Data listing
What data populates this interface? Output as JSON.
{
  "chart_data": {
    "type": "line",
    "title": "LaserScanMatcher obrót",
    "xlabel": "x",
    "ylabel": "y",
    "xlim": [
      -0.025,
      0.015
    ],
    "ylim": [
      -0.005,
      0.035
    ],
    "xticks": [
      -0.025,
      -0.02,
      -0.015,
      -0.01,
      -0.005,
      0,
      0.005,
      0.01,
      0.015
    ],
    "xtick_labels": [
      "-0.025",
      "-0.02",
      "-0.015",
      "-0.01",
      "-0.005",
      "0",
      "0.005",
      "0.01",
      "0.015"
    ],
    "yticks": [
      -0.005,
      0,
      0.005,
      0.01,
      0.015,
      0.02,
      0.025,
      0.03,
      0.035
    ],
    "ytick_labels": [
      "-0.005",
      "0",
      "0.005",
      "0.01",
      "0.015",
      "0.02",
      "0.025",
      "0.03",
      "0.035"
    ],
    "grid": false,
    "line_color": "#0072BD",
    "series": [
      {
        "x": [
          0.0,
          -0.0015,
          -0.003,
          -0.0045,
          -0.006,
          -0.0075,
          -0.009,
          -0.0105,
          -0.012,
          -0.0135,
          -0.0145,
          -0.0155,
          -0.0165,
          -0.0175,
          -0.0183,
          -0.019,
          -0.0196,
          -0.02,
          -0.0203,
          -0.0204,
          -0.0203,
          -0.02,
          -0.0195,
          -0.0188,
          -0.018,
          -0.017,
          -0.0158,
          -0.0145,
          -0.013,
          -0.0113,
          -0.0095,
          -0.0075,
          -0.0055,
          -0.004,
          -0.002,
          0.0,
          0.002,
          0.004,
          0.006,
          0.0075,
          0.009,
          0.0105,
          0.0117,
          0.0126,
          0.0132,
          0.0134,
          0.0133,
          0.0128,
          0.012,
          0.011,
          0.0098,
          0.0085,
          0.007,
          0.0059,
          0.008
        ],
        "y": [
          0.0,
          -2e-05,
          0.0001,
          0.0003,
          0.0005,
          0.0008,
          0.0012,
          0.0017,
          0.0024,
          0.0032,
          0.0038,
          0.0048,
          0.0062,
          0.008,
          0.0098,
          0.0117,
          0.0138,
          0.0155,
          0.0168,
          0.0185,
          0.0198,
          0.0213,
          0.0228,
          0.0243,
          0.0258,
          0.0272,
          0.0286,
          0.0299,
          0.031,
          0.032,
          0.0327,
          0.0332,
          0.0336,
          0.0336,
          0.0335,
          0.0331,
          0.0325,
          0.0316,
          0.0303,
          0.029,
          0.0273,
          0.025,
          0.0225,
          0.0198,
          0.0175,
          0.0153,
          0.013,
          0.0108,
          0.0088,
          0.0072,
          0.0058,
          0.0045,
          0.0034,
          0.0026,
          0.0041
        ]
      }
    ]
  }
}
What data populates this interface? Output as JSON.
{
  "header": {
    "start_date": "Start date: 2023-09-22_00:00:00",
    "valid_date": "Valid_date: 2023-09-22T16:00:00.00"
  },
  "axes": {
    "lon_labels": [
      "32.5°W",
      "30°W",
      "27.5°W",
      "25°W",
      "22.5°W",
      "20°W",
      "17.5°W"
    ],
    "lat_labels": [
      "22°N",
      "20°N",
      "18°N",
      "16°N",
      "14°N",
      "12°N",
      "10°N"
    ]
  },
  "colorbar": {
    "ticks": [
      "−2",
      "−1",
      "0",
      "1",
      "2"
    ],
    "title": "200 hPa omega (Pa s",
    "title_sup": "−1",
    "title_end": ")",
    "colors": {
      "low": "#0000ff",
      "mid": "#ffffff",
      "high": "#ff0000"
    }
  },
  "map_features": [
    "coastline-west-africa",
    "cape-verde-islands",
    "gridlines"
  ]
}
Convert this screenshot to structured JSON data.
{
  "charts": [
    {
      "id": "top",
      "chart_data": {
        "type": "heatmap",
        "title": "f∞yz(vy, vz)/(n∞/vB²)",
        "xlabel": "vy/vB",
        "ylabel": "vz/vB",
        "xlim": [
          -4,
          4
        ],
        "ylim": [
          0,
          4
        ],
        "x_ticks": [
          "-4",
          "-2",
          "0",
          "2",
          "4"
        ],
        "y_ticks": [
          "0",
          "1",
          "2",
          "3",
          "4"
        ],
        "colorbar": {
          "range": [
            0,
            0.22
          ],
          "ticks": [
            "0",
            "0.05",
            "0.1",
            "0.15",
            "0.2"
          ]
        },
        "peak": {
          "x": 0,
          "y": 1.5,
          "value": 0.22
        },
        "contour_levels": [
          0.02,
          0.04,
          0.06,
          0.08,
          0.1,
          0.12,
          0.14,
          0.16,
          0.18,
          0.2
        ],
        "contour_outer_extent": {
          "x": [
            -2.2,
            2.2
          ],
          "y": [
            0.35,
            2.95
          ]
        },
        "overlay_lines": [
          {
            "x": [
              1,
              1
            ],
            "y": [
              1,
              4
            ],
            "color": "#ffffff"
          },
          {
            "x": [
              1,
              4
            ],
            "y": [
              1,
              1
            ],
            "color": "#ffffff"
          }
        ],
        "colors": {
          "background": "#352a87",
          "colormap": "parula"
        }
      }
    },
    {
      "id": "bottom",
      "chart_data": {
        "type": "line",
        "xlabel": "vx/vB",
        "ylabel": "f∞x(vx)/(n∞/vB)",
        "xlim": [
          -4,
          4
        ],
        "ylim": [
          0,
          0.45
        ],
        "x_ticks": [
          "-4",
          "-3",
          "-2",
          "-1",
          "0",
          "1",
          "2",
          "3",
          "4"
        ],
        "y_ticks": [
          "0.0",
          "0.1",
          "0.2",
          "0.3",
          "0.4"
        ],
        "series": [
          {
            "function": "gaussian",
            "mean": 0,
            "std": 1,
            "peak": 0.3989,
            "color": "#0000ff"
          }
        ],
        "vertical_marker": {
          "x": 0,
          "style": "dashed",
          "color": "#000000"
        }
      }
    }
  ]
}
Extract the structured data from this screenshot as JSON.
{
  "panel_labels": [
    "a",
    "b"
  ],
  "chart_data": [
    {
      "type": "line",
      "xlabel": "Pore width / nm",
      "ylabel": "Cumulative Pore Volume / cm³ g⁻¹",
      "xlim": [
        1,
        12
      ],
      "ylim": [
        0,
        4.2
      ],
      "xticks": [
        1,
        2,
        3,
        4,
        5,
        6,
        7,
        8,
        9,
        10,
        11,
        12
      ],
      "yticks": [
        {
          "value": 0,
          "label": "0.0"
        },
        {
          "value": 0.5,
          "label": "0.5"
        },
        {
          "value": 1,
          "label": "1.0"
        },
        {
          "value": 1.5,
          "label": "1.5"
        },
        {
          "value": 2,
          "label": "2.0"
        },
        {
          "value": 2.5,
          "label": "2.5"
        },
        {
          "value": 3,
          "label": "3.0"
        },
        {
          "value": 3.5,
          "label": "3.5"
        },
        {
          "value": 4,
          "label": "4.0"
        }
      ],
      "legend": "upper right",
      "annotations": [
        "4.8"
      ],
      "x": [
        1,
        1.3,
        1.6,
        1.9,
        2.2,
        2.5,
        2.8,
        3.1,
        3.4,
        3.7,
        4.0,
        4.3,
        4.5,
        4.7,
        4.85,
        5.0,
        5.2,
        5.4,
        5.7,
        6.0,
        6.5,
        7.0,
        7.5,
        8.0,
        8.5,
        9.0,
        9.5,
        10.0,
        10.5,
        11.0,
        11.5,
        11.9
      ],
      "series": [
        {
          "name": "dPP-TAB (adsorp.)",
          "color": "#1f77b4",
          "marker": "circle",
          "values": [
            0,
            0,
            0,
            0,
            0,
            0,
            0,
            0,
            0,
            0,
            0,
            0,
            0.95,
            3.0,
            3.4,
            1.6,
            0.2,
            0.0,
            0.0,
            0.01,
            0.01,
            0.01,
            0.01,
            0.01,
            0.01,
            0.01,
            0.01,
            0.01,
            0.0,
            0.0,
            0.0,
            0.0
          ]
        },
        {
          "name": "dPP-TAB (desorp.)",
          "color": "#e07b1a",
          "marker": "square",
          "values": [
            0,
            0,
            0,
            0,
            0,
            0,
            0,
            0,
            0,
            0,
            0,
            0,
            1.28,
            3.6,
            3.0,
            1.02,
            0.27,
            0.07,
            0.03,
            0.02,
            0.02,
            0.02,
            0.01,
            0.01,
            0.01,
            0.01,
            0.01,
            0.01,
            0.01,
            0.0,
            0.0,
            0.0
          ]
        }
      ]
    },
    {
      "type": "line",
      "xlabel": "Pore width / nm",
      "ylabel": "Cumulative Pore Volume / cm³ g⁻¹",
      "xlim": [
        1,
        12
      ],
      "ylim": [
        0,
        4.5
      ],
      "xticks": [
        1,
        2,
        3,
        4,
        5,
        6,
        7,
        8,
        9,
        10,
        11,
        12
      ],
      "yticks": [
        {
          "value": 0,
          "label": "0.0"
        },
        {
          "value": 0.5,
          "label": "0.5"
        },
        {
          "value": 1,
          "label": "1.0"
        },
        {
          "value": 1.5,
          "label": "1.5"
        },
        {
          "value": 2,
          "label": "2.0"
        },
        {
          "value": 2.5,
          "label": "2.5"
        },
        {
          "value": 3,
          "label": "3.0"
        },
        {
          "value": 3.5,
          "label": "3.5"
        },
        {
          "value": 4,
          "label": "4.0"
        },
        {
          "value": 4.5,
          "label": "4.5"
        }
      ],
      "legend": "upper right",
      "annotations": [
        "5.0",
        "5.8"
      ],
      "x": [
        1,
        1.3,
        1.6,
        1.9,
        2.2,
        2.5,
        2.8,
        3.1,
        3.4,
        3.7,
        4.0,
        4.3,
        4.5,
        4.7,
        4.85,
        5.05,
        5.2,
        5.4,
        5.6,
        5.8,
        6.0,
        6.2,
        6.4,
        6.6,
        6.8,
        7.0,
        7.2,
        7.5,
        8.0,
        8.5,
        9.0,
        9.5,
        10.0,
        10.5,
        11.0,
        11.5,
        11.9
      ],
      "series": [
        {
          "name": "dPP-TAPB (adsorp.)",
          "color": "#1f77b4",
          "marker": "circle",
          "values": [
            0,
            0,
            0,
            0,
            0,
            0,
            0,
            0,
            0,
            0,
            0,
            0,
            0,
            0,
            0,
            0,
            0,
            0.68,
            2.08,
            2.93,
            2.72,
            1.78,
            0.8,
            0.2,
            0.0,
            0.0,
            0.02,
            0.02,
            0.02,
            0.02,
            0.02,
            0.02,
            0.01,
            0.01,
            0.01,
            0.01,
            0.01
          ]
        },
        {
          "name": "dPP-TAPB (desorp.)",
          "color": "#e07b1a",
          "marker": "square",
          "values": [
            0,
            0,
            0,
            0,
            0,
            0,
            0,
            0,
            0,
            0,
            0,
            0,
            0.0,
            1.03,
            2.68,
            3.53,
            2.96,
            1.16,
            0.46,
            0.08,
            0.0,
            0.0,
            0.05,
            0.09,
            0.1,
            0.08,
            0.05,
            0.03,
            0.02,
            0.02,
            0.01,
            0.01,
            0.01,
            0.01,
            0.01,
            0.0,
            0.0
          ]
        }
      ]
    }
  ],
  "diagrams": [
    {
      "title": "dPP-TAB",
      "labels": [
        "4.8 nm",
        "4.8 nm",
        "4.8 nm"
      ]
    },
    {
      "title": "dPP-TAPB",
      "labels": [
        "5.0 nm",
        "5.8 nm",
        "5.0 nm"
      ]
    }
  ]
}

*AIM OF THE TASK*
For the entries above, count the lines that contain the string "type", and state that number without further comment.

*RESPONSE BELOW*
5